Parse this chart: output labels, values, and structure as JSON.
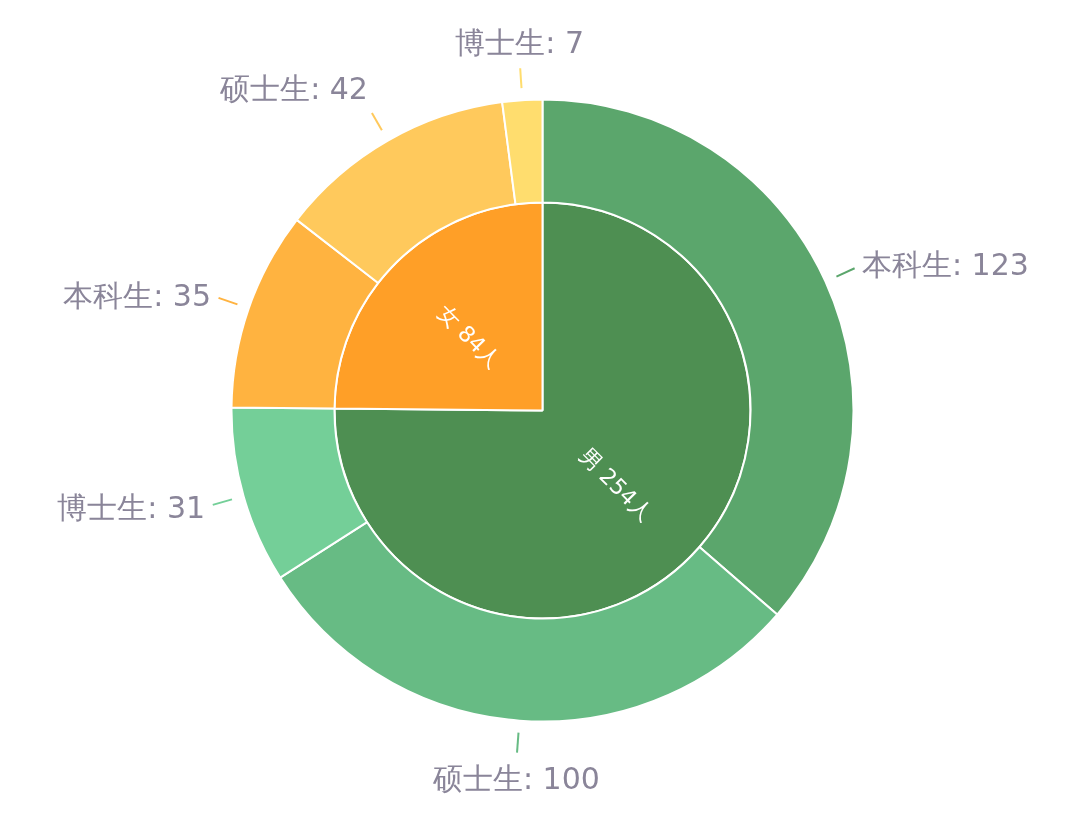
{
  "chart_data": {
    "type": "pie",
    "series": [
      {
        "values": [
          254,
          84
        ],
        "colors": [
          "#4e8f52",
          "#ff9f27"
        ],
        "value_labels": [
          "男 254人",
          "女 84人"
        ]
      },
      {
        "values": [
          123,
          100,
          31,
          35,
          42,
          7
        ],
        "colors": [
          "#5ba66c",
          "#67bb84",
          "#74cf98",
          "#ffb340",
          "#ffc95c",
          "#ffdd6e"
        ],
        "value_labels": [
          "本科生: 123",
          "硕士生: 100",
          "博士生: 31",
          "本科生: 35",
          "硕士生: 42",
          "博士生: 7"
        ]
      }
    ]
  }
}
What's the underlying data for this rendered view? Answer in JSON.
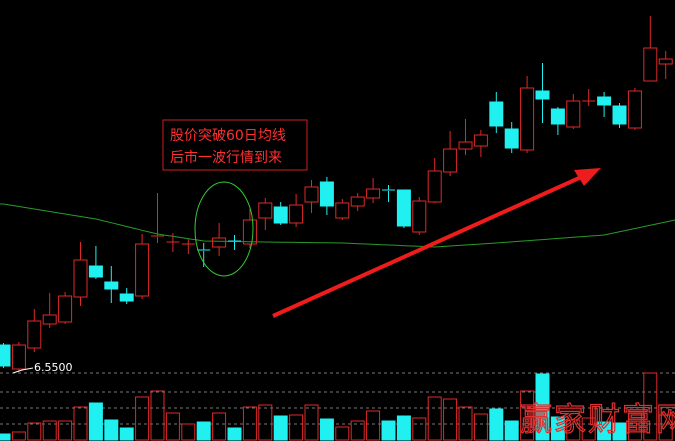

----

**EXERCISE INSTRUCTIONS**
All of the entries above should be duplicated exactly, except for the pictures.

**RESPONSE TO THIS TASK**
Parse this chart: output labels, values, and structure as JSON.
{
  "chart_data": {
    "type": "pie",
    "series": [
      {
        "values": [
          254,
          84
        ],
        "colors": [
          "#4e8f52",
          "#ff9f27"
        ],
        "value_labels": [
          "男 254人",
          "女 84人"
        ]
      },
      {
        "values": [
          123,
          100,
          31,
          35,
          42,
          7
        ],
        "colors": [
          "#5ba66c",
          "#67bb84",
          "#74cf98",
          "#ffb340",
          "#ffc95c",
          "#ffdd6e"
        ],
        "value_labels": [
          "本科生: 123",
          "硕士生: 100",
          "博士生: 31",
          "本科生: 35",
          "硕士生: 42",
          "博士生: 7"
        ]
      }
    ]
  }
}
What's the underlying data for this rendered view? Answer in JSON.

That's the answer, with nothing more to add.